## Given information:
++++++++++

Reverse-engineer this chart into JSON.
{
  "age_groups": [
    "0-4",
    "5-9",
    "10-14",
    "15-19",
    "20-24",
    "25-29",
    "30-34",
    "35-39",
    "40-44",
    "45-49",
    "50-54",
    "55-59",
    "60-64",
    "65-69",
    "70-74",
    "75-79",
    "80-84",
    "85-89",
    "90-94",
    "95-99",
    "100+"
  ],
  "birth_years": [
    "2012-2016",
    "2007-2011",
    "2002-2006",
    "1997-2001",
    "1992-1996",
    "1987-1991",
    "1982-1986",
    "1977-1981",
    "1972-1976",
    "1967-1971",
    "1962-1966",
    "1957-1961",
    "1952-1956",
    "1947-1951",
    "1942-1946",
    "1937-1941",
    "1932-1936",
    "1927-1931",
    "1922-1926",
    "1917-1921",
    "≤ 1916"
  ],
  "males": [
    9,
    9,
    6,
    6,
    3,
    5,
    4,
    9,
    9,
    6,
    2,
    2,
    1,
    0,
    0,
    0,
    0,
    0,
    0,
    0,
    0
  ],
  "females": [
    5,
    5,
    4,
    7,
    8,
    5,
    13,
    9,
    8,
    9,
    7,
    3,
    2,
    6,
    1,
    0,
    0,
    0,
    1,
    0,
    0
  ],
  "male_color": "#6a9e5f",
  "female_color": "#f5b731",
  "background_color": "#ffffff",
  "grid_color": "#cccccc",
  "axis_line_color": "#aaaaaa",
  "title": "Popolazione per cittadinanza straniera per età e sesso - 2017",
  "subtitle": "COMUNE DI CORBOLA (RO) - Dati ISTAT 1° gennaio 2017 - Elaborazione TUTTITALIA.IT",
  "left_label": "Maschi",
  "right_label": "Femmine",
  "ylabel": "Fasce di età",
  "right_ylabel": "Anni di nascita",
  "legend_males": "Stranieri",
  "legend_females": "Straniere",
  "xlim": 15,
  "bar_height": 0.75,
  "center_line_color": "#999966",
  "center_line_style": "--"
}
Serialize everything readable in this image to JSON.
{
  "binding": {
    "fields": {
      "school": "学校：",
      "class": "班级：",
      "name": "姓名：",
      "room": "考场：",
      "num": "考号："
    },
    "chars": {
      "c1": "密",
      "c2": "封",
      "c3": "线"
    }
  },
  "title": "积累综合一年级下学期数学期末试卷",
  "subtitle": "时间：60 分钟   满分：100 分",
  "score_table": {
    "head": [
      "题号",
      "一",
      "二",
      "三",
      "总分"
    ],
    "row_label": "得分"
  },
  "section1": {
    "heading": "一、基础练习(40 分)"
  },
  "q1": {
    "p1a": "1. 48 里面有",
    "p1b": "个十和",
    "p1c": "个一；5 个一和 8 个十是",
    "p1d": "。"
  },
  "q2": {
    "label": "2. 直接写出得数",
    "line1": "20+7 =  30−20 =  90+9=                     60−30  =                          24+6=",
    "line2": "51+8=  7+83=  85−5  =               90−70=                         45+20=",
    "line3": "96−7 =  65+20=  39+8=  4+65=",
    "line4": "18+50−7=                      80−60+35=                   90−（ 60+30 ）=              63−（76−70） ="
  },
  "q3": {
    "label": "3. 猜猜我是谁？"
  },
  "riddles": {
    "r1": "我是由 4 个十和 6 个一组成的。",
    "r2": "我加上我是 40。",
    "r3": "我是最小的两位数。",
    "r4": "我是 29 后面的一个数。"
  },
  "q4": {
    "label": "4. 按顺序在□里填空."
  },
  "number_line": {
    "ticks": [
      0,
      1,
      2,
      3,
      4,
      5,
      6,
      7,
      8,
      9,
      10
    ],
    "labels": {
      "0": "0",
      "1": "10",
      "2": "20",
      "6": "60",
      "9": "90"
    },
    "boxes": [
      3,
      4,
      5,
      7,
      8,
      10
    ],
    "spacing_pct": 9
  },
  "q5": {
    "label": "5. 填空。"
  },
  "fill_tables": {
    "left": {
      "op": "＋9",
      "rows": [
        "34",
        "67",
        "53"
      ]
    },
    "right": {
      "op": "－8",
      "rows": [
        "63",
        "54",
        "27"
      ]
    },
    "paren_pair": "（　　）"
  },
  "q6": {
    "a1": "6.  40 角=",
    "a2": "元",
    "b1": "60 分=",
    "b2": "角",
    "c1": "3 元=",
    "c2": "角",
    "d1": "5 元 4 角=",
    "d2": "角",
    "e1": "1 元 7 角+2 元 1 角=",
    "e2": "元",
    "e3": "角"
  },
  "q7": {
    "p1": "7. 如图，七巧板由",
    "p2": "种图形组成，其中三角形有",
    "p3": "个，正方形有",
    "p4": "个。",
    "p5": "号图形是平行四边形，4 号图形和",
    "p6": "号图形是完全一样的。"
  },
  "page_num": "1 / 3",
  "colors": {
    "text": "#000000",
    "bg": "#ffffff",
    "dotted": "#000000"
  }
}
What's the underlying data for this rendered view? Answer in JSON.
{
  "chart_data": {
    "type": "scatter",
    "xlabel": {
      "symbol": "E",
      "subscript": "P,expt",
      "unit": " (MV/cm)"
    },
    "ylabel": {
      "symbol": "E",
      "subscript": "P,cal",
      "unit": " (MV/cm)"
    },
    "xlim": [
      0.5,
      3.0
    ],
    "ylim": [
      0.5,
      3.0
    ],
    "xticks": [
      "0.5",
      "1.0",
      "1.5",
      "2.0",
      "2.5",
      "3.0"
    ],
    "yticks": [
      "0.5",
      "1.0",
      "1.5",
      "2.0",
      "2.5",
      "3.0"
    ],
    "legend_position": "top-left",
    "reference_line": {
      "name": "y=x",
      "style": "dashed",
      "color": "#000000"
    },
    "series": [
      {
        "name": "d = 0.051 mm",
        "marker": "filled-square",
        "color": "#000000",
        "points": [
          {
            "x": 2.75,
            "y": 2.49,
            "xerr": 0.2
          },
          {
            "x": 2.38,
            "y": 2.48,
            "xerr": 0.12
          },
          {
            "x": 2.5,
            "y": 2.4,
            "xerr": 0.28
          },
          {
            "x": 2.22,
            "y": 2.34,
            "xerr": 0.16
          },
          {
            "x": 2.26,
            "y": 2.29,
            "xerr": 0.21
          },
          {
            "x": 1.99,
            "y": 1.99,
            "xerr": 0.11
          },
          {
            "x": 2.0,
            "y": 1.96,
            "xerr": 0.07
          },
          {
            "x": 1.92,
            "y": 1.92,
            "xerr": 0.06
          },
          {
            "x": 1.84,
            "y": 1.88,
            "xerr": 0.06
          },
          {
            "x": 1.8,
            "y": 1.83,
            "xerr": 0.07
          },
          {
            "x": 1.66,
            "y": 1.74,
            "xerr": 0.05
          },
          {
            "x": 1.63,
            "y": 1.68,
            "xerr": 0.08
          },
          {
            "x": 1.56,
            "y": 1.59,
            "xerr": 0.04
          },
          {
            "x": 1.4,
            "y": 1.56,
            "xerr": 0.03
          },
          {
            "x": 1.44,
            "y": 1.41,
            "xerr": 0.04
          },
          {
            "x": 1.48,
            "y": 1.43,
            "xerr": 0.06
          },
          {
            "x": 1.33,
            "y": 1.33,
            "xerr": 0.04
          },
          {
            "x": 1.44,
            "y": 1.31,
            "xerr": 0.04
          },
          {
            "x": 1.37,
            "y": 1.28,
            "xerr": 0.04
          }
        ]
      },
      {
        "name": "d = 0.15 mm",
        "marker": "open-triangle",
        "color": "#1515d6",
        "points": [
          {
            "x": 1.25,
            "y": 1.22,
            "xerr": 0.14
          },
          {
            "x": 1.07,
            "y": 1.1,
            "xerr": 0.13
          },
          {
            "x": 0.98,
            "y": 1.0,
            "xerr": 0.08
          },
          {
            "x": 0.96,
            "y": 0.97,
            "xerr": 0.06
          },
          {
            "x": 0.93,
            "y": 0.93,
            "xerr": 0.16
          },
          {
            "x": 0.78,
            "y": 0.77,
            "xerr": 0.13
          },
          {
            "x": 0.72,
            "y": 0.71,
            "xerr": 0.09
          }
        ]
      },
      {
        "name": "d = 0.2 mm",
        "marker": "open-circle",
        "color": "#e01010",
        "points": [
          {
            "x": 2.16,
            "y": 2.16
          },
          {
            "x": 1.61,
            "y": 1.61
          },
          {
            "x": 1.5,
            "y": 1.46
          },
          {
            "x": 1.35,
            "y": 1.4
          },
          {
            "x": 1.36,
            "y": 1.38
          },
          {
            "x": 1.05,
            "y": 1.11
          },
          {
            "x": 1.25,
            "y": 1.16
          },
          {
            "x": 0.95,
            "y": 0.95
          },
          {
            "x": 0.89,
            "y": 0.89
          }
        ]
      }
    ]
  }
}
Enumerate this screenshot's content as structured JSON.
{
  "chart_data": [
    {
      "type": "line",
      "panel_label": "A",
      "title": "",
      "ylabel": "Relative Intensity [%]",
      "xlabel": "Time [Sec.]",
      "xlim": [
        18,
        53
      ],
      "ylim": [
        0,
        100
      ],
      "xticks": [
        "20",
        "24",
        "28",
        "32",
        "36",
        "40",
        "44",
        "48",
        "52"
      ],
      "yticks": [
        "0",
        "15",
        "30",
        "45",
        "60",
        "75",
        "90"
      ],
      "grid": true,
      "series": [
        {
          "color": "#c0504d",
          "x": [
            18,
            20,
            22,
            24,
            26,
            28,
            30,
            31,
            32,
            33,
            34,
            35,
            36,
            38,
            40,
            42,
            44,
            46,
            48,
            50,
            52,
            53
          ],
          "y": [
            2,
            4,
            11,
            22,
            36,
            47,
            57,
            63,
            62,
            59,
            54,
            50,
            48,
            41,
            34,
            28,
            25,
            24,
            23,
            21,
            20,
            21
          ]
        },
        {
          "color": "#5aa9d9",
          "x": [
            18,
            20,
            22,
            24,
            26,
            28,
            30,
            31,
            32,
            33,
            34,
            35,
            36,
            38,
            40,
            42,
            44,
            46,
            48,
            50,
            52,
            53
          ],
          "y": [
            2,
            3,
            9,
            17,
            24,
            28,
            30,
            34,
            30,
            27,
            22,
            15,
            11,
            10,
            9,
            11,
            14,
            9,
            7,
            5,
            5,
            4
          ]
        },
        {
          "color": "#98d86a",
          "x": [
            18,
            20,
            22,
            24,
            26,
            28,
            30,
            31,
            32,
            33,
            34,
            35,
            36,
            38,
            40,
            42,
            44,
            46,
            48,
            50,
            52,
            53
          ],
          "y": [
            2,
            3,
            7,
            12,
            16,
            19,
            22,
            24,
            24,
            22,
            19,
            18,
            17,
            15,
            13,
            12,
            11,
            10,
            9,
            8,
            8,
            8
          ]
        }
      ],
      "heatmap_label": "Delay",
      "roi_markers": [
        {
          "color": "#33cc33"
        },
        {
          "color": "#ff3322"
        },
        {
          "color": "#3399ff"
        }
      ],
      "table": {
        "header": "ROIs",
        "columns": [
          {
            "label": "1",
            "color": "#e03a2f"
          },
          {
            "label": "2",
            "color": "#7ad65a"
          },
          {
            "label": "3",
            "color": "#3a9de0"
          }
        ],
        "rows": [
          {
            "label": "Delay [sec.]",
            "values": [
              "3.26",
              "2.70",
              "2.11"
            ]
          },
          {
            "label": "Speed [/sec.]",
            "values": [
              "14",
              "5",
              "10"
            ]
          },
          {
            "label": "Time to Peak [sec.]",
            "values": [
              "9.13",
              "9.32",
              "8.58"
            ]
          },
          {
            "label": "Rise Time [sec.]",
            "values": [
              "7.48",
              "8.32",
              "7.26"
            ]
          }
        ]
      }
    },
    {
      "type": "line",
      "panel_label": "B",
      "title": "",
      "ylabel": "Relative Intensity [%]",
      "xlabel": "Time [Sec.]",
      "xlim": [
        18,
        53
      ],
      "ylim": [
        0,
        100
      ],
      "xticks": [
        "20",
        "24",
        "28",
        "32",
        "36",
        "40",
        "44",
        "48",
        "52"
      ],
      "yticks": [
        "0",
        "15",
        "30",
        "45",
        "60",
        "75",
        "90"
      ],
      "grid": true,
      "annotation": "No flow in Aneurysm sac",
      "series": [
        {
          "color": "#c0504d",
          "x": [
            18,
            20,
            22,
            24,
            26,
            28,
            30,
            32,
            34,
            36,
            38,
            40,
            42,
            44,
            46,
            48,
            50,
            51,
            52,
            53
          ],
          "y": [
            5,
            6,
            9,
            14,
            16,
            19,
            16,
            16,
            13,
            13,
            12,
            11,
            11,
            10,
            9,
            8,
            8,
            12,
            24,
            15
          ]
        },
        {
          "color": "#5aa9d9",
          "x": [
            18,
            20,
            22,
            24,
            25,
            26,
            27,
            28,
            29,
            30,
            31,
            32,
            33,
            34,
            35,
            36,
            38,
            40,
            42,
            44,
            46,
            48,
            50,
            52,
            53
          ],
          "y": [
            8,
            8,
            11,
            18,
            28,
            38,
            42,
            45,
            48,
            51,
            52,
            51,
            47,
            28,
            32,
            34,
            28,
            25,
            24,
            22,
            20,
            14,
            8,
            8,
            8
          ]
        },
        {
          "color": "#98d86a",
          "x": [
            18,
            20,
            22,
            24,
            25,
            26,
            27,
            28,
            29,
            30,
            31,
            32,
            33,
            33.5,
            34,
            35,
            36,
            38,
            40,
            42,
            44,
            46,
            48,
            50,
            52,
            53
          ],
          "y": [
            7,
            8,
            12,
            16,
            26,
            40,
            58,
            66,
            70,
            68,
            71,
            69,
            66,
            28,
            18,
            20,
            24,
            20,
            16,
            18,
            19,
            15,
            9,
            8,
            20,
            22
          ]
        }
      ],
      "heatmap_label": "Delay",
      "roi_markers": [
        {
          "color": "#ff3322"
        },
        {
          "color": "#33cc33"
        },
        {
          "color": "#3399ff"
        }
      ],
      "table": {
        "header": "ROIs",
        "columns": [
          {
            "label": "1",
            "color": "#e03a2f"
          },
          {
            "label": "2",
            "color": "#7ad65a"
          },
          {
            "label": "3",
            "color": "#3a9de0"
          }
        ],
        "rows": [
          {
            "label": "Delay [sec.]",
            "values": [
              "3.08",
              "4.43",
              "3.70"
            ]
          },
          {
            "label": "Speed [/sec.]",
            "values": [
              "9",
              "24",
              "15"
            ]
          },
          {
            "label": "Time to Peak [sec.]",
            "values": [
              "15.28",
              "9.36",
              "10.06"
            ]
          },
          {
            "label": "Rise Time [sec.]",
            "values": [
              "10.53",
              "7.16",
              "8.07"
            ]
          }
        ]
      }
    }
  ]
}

++++++++++

## Exercise description:
Go through the records and pull out each line that includes the word "open".

## Exercise output:
        "marker": "open-triangle",
        "marker": "open-circle",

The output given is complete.